> [GIVEN TASK] The answer is one number: how many lines hold the string "this".

(Records from a collection of figures)

+++

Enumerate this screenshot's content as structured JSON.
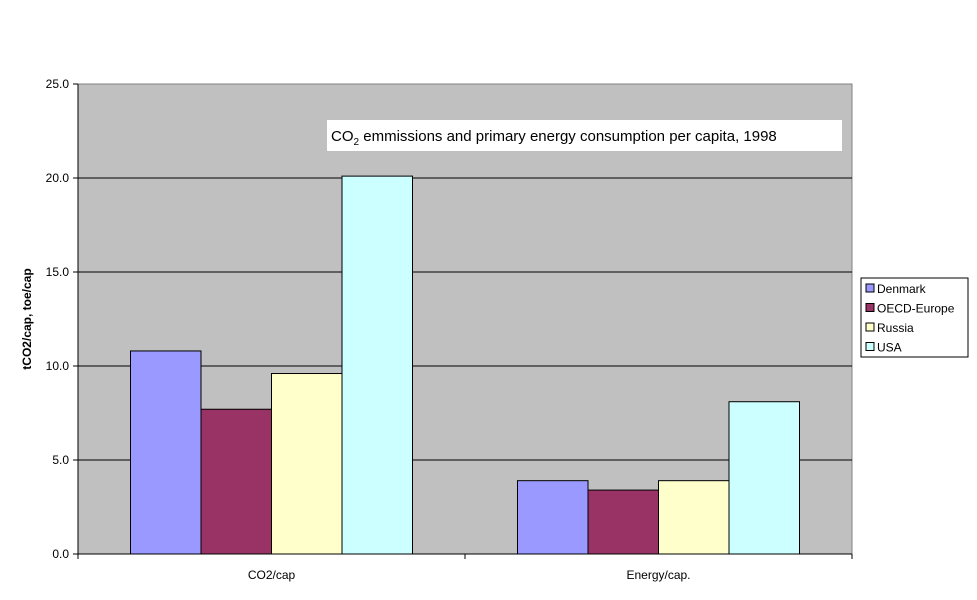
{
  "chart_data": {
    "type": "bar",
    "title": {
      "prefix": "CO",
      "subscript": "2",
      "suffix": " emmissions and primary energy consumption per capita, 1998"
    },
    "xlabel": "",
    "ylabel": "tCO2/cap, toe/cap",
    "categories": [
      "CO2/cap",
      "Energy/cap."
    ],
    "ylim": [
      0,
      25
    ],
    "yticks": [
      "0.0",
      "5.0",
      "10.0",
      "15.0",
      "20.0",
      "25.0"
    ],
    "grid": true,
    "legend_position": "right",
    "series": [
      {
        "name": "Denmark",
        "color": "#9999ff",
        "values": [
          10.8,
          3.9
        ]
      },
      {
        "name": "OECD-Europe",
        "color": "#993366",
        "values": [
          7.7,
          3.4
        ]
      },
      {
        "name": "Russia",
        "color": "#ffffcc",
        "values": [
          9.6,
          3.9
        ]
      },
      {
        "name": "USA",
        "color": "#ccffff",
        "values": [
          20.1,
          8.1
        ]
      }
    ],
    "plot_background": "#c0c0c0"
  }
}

+++

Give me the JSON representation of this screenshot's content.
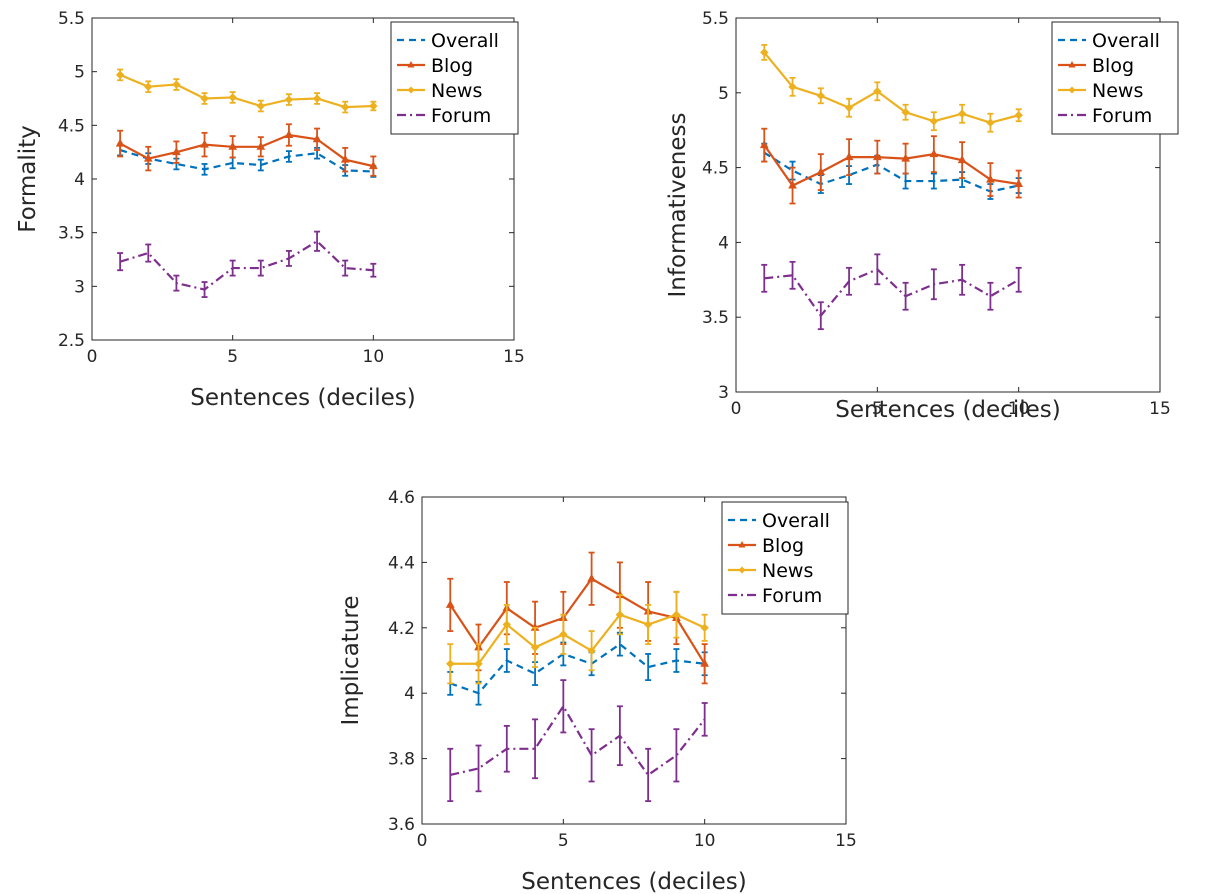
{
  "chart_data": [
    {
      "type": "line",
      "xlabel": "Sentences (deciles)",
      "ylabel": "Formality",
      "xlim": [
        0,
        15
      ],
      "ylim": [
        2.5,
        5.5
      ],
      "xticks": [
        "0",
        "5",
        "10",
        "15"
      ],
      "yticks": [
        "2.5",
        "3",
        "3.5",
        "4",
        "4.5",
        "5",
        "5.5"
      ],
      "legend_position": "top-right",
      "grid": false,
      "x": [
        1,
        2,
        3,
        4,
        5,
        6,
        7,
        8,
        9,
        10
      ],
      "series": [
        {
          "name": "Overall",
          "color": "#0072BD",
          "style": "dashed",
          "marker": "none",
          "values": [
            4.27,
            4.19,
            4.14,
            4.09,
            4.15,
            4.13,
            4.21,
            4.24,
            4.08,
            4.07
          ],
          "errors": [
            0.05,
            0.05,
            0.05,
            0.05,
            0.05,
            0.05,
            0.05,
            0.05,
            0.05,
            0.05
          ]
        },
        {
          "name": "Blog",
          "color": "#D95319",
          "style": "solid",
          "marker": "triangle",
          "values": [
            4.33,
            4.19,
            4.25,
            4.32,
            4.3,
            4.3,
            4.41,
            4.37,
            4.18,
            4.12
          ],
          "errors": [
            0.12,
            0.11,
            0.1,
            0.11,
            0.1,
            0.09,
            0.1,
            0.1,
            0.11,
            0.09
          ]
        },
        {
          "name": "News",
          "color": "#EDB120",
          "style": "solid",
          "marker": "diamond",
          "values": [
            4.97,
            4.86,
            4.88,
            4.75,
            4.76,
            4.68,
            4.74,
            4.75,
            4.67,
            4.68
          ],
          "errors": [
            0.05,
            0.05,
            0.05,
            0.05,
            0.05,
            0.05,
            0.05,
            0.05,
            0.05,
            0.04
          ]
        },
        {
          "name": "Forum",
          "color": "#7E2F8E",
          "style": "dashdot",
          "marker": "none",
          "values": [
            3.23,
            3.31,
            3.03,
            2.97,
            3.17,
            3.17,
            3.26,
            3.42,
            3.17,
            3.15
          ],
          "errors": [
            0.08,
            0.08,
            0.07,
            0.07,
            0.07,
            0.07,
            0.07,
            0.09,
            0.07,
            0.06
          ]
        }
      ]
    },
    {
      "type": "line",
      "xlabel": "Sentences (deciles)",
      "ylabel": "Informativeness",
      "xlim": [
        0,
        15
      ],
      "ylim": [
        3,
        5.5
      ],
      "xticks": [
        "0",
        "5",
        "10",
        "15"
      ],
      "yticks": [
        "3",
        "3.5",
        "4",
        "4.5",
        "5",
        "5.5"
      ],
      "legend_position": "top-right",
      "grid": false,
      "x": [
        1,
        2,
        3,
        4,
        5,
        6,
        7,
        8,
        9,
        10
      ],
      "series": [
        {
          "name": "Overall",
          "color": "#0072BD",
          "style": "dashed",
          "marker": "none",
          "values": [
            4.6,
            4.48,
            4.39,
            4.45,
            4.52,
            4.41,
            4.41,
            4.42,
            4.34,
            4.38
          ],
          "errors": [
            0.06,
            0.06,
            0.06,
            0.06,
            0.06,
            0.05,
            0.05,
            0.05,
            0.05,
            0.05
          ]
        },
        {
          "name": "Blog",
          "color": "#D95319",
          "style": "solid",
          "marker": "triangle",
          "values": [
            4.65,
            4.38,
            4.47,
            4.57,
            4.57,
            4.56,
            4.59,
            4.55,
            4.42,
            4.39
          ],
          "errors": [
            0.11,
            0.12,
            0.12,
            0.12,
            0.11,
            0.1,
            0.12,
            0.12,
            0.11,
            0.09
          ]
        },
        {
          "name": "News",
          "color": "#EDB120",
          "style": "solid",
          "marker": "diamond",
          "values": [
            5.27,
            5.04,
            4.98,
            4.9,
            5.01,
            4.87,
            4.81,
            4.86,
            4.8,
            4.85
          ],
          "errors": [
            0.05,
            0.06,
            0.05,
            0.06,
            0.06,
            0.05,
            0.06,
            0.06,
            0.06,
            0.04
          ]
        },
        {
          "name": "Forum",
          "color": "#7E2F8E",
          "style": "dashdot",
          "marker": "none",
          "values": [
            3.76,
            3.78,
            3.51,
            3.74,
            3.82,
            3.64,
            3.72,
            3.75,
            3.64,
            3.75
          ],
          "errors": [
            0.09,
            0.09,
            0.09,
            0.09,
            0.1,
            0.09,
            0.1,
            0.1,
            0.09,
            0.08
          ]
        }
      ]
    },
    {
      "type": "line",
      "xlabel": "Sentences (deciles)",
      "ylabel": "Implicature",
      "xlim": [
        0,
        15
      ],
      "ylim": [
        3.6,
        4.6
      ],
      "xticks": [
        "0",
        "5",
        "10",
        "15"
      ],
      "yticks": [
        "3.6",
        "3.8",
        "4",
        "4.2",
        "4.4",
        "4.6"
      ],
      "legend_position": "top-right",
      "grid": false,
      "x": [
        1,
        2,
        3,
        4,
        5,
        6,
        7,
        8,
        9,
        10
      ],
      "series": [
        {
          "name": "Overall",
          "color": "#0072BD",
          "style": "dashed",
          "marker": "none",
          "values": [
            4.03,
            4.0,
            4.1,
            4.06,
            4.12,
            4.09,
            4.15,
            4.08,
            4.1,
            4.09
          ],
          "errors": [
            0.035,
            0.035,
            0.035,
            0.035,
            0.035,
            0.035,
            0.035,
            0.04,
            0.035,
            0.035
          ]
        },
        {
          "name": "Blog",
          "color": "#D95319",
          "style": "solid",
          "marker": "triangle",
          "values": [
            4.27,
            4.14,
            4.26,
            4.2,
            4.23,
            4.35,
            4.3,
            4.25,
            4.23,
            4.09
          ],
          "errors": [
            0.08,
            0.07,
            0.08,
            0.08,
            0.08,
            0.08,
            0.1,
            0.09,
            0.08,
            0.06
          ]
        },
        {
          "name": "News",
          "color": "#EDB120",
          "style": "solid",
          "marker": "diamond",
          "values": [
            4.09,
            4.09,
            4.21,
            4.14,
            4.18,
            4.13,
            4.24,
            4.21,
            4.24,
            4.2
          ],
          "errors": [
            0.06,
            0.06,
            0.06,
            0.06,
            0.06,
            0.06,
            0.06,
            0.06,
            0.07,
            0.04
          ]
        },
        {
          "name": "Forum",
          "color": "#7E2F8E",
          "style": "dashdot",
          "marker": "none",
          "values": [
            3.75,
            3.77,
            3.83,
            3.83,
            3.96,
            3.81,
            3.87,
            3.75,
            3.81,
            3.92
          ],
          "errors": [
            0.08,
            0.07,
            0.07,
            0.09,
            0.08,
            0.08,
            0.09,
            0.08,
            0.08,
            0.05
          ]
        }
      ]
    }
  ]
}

+++

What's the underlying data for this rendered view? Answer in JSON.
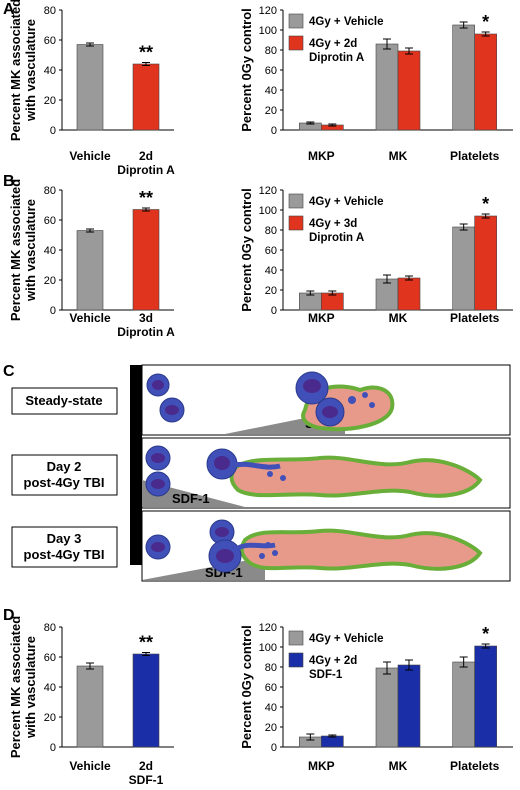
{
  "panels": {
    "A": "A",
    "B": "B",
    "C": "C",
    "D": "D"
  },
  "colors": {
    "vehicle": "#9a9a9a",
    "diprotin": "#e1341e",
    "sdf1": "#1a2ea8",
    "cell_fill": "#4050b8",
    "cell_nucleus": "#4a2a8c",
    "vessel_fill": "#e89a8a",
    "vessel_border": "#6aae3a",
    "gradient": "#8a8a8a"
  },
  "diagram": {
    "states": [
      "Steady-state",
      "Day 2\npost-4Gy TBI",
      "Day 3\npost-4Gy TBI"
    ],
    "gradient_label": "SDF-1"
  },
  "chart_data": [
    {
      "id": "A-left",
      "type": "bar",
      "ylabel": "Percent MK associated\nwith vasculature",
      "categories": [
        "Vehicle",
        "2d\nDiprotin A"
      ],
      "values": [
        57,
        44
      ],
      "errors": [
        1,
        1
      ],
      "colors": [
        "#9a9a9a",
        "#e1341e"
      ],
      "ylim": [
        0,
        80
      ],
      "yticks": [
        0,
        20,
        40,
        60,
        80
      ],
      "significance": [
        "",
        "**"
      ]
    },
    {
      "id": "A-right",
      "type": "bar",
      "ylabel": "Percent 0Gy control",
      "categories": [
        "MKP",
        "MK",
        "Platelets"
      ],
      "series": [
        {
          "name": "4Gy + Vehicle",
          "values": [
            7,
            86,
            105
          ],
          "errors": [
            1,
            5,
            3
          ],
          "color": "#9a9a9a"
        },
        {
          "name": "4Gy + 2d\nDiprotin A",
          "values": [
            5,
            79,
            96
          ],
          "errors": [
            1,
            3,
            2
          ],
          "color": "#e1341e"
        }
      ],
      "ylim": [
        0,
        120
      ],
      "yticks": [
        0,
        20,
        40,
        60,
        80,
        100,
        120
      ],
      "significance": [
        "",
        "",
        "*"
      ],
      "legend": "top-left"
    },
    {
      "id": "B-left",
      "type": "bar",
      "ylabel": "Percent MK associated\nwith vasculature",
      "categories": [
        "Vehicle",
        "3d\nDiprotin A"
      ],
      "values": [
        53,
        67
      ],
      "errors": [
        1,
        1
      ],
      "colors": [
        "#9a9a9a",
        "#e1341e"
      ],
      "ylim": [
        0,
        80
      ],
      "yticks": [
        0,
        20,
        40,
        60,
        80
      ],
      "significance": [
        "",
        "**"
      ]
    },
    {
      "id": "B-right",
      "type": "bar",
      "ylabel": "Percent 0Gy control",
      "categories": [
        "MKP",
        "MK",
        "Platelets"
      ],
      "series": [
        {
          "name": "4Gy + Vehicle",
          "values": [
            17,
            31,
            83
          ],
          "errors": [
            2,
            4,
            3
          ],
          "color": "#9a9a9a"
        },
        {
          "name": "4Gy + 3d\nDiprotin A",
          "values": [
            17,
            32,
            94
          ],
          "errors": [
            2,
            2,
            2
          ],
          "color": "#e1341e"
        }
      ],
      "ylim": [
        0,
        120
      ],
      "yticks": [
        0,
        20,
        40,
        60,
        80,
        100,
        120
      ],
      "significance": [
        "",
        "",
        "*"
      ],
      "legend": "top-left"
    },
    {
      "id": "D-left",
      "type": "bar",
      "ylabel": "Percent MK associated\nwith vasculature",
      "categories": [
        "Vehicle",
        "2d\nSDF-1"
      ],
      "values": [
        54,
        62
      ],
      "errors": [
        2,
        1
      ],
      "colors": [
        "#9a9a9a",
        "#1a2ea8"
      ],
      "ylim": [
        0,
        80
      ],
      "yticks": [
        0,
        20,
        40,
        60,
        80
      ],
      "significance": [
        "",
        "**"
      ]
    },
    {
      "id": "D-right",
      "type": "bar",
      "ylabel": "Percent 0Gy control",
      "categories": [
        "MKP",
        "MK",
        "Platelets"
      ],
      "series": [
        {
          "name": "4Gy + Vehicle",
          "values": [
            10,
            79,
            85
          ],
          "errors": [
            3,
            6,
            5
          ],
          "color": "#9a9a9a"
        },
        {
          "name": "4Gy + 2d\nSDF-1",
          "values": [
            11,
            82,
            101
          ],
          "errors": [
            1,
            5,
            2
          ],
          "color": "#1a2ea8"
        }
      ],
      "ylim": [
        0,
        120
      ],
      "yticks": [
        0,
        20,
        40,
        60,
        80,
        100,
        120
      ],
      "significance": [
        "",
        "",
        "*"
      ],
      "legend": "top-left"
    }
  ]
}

+++

> [SOLUTION BELOW] 3